### SELECTION
================

I'm using Geopandas version 0.5.0 and Shapely version 1.7a1.
I can reproduce this problem by using fiona
and shapely
directly, like this:
>>> import fiona
>>> import shapely.geometry
>>> layer = fiona.open('20190530.gpx', layer='tracks')
>>> data = {'type': 'MultiLineString', 'coordinates': layer[0]['geometry']['coordinates']}
>>> shp = shapely.geometry.shape(data)
Traceback (most recent call last):
File "shapely/speedups/_speedups.pyx", line 86, in shapely.speedups._speedups.geos_linestring_from_py
AttributeError: 'list' object has no attribute '__array_interface__'
During handling of the above exception, another exception occurred:
Traceback (most recent call last):
File "<stdin>", line 1, in <module>
File "/home/lars/.local/share/virtualenvs/gps-TT0qNP_P/lib/python3.7/site-packages/shapely/geometry/geo.py", line 42, in shape
return MultiLineString(ob["coordinates"])
File "/home/lars/.local/share/virtualenvs/gps-TT0qNP_P/lib/python3.7/site-packages/shapely/geometry/multilinestring.py", line 52, in __init__
self._geom, self._ndim = geos_multilinestring_from_py(lines)

================

### REQUEST A
Print the entries that begin at the very start of the entries and end with the line containing "code-line[interactable]: 45else [106, 820, 589, 832]", including both of those lines.
The Shapely error report and the entries come from separate, unrelated sources.

### EXERCISE DATA
================

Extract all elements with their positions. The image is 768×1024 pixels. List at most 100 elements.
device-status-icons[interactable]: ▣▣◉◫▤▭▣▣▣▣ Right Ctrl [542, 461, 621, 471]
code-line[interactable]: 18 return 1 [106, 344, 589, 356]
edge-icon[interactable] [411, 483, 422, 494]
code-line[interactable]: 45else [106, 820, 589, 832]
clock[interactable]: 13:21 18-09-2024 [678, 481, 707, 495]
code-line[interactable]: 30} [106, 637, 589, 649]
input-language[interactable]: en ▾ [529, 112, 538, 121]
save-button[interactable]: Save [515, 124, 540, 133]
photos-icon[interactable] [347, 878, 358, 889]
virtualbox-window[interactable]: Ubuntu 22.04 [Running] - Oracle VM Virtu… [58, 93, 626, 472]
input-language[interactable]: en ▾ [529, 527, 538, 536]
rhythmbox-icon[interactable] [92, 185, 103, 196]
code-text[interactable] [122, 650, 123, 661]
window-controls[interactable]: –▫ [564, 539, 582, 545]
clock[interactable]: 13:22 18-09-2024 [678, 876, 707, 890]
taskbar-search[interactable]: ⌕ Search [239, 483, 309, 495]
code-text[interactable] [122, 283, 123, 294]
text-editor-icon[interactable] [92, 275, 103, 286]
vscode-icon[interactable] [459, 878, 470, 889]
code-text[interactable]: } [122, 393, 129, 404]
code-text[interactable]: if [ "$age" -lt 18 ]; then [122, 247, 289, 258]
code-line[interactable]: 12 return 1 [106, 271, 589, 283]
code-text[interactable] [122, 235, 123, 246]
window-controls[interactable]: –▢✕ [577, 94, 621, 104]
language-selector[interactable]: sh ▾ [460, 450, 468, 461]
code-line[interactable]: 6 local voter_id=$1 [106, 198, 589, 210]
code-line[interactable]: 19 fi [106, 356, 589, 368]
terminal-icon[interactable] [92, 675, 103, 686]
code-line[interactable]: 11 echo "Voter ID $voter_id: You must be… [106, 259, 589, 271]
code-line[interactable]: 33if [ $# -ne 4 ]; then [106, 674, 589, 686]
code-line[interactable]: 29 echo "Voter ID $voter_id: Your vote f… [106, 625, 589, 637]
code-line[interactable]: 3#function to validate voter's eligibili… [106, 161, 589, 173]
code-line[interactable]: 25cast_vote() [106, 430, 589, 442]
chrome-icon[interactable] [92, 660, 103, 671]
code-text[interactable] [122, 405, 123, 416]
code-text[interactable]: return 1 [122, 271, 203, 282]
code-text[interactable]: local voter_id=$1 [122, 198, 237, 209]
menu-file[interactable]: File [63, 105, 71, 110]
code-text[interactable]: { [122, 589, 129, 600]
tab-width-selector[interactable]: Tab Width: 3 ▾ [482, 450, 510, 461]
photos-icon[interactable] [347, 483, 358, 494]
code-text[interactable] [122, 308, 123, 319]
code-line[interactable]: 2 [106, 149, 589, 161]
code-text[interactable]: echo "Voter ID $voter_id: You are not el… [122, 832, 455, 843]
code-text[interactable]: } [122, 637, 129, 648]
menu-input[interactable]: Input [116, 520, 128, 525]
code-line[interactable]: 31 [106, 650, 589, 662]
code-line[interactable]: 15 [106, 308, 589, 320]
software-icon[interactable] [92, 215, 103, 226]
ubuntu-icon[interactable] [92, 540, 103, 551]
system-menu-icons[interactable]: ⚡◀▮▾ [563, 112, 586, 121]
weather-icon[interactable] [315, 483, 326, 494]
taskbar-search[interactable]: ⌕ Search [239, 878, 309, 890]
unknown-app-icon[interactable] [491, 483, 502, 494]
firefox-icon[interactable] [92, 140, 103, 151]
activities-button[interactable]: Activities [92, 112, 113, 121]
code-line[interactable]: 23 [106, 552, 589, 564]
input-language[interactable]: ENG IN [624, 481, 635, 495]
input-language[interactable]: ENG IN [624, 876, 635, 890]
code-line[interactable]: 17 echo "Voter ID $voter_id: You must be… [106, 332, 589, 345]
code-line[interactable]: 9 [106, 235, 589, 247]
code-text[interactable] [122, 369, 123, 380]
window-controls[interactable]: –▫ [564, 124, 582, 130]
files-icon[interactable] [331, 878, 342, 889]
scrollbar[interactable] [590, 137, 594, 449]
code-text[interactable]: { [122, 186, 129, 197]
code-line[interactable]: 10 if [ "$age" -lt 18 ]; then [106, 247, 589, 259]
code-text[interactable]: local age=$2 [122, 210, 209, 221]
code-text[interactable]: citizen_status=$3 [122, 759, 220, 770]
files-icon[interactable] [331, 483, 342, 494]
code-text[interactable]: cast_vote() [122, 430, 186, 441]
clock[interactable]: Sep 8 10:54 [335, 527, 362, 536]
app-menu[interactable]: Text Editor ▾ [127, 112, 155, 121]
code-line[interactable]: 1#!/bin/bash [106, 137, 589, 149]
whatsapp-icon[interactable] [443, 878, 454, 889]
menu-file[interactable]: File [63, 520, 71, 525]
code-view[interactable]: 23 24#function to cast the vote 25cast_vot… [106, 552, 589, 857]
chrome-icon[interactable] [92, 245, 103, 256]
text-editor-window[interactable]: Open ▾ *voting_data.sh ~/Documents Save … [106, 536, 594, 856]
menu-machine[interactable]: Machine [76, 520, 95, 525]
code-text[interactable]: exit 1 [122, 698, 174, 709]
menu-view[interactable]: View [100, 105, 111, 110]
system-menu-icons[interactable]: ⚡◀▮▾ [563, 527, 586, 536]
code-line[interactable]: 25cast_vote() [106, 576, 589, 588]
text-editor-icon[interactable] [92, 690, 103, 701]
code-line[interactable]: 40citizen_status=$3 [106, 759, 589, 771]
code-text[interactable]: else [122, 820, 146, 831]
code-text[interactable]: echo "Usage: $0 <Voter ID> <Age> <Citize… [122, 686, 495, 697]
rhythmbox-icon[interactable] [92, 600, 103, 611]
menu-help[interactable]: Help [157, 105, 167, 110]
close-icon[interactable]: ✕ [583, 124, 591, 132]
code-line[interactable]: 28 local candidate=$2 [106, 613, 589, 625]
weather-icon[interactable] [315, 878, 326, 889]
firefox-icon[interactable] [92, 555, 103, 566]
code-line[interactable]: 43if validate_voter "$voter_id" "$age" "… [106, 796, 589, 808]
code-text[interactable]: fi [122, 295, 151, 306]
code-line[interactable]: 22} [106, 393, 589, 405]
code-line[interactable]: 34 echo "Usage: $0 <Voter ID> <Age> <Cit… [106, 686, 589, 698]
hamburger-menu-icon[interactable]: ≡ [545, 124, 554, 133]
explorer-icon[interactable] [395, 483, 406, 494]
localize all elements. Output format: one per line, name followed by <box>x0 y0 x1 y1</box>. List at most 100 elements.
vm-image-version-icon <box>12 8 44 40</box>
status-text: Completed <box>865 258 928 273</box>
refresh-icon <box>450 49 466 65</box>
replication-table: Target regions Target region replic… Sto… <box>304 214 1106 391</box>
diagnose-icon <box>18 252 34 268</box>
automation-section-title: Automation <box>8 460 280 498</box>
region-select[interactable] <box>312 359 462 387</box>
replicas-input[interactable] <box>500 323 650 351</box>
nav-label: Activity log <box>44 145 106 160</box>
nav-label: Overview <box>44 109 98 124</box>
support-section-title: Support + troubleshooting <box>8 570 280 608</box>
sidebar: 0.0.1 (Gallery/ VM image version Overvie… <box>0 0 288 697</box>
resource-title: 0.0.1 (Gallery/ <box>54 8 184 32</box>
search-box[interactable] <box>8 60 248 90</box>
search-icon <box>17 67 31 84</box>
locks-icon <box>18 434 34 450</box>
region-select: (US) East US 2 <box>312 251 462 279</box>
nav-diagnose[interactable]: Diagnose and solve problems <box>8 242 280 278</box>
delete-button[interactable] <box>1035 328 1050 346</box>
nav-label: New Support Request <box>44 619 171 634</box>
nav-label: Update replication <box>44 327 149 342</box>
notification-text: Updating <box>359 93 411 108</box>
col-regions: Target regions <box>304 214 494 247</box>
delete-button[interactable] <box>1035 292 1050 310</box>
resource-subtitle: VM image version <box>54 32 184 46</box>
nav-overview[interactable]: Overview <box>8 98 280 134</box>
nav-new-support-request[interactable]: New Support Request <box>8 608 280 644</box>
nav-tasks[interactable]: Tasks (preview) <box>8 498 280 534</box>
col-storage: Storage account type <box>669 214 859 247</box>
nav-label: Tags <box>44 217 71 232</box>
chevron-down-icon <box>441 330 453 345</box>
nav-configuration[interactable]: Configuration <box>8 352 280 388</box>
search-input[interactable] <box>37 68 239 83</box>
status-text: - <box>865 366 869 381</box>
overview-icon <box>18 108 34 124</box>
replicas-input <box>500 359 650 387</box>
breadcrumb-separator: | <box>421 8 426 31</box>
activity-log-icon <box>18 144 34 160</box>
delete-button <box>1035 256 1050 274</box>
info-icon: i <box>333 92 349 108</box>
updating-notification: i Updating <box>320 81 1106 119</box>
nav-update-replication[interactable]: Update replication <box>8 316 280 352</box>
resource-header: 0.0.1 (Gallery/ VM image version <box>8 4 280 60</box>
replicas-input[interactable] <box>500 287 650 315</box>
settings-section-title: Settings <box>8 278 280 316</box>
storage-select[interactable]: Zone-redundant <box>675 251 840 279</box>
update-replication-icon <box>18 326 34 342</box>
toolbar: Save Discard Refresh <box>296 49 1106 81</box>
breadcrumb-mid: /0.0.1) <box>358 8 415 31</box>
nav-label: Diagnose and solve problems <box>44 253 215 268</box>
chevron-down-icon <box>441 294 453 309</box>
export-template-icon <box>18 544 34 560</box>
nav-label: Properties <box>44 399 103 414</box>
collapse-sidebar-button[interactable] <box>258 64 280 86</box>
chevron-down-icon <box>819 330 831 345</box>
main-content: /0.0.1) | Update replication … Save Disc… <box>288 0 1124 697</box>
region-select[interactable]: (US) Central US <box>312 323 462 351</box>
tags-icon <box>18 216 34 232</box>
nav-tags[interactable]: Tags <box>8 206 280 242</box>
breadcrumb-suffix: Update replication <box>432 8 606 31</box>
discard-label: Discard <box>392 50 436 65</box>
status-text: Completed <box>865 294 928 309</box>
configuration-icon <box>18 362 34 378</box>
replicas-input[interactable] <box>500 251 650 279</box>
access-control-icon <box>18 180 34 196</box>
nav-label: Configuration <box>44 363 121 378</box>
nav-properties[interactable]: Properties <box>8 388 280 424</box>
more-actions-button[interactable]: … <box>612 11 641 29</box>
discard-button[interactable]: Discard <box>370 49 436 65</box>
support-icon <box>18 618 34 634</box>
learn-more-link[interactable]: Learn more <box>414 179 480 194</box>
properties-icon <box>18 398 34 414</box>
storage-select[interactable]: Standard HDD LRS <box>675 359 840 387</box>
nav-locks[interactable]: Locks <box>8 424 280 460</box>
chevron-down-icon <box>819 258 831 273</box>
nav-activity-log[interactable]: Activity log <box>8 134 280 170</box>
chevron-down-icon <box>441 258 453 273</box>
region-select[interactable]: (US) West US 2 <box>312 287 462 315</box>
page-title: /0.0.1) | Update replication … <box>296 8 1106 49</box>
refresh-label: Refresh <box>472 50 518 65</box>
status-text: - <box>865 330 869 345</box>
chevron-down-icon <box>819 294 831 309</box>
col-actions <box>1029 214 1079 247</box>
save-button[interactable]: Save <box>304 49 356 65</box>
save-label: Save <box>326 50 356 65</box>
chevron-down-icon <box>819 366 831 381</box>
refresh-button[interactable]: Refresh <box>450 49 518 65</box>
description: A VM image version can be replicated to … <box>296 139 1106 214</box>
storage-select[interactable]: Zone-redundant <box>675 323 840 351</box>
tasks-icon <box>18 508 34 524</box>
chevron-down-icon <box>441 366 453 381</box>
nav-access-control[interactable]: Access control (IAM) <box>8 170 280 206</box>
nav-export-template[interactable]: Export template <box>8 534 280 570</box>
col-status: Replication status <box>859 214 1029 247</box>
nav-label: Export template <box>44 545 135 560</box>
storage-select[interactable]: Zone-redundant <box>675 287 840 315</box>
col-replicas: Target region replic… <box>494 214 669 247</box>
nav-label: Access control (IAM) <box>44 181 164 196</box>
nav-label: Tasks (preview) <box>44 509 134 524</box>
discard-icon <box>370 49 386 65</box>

================

### REQUEST B
Carry on the Shapely error report from the point where it stops.

### WRITTEN REPLY A
Extract all elements with their positions. The image is 768×1024 pixels. List at most 100 elements.
device-status-icons[interactable]: ▣▣◉◫▤▭▣▣▣▣ Right Ctrl [542, 461, 621, 471]
code-line[interactable]: 18 return 1 [106, 344, 589, 356]
edge-icon[interactable] [411, 483, 422, 494]
code-line[interactable]: 45else [106, 820, 589, 832]

### WRITTEN REPLY B
File "/home/lars/.local/share/virtualenvs/gps-TT0qNP_P/lib/python3.7/site-packages/shapely/geometry/multilinestring.py", line 134, in geos_multilinestring_from_py
geom, ndims = linestring.geos_linestring_from_py(obs[l])
File "shapely/speedups/_speedups.pyx", line 152, in shapely.speedups._speedups.geos_linestring_from_py
ValueError: LineStrings must have at least 2 coordinate tuples
>>>
If we look at the offending feature, we see:
>>> layer[0]['geometry']['coordinates']
[[(-71.162904, 42.384345)]]
…and indeed, it's hard to represent a line with a single point. But what's the workaround here? It doesn't look like I can delete individual features after reading the data with fiona
:
>>> del layer[0]
Traceback (most recent call last):
File "<stdin>", line 1, in <module>
TypeError: 'Collection' object doesn't support item deletion
I'm not sure how else to pre-process this data so that I can get it into a GeoDataFrame.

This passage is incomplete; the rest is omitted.